Required task:
Pull out from the material below all lines with "mean".

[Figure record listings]
--- --- ---
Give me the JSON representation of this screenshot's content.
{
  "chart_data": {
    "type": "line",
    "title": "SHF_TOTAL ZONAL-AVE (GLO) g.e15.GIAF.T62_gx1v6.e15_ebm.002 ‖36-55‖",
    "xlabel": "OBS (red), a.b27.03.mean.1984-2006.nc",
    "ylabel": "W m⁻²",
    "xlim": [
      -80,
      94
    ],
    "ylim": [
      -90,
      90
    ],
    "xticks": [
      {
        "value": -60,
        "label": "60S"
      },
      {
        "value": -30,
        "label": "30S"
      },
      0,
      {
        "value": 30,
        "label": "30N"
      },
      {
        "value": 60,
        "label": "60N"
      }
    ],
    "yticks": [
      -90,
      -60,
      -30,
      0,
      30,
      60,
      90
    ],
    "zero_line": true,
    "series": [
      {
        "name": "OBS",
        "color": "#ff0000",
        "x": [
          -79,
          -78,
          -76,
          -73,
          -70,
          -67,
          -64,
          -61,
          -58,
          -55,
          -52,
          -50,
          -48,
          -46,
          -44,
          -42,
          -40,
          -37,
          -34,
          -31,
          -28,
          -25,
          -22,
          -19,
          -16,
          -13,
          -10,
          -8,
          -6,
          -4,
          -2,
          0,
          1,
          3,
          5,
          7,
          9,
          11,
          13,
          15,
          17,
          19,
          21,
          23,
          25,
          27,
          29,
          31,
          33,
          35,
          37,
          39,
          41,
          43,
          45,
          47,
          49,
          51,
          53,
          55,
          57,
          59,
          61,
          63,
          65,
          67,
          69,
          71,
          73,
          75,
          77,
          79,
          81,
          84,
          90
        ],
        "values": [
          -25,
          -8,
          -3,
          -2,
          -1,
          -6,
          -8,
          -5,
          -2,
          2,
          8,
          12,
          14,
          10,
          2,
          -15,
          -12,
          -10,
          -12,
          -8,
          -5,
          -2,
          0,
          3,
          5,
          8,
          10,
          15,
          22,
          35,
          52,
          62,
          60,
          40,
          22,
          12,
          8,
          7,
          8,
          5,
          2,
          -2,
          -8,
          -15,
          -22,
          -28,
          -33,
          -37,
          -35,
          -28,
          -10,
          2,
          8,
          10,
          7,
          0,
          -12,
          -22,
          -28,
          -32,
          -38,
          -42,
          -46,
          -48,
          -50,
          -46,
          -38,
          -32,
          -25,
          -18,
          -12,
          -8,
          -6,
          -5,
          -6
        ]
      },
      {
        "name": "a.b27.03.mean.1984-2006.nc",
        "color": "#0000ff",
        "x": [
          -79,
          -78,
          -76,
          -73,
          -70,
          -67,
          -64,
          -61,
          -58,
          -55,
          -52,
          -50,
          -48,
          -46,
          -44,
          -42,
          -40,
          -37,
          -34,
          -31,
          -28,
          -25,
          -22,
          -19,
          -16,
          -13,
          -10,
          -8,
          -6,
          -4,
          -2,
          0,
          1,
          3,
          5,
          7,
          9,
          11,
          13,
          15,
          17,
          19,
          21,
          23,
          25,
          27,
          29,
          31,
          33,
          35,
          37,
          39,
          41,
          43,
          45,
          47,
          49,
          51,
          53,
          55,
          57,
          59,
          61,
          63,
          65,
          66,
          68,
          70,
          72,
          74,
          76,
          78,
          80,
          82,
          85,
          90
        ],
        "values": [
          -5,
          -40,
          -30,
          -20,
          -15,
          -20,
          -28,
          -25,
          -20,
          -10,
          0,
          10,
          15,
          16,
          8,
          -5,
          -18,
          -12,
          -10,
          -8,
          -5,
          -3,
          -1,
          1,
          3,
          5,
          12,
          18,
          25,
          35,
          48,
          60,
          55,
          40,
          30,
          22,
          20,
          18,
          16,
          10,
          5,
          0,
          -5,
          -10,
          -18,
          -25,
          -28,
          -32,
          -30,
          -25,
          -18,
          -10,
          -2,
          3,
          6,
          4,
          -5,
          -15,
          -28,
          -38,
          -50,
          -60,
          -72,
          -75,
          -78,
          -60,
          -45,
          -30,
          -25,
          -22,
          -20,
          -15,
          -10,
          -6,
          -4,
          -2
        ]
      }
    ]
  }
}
--- --- ---
The completed task:
    "xlabel": "OBS (red), a.b27.03.mean.1984-2006.nc",
        "name": "a.b27.03.mean.1984-2006.nc",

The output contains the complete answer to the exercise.